§ **INSTRUCTIONS FOR THE TASK**: Using the listing below, report all lines holding the word "this".

§ **TASK DATA**:
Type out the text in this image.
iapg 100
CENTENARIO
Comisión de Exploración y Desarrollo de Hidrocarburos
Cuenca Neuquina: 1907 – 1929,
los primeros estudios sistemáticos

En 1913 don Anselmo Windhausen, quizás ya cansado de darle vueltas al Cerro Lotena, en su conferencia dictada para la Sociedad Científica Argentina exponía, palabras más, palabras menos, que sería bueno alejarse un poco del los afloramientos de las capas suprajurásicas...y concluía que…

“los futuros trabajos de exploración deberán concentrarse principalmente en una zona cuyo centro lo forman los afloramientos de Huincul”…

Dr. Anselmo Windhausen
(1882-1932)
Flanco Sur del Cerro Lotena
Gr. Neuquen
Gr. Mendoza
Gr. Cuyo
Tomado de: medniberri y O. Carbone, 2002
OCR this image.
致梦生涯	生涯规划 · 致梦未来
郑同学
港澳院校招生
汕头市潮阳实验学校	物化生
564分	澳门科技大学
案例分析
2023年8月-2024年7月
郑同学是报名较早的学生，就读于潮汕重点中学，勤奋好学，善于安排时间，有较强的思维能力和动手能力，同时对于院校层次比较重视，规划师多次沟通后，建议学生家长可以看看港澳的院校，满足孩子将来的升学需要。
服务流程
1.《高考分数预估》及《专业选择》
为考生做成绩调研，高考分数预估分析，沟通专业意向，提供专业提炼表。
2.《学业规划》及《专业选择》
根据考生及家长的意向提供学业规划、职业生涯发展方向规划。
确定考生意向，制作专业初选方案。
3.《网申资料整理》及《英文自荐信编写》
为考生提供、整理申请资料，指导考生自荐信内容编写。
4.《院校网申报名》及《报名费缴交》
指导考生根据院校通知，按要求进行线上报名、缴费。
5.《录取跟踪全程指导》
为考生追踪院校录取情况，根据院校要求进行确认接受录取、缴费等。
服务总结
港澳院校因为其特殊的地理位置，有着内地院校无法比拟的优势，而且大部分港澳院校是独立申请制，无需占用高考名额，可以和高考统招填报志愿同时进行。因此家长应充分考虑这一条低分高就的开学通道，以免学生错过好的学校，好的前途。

§ **TASK OUTPUT**:
Type out the text in this image.
OCR this image.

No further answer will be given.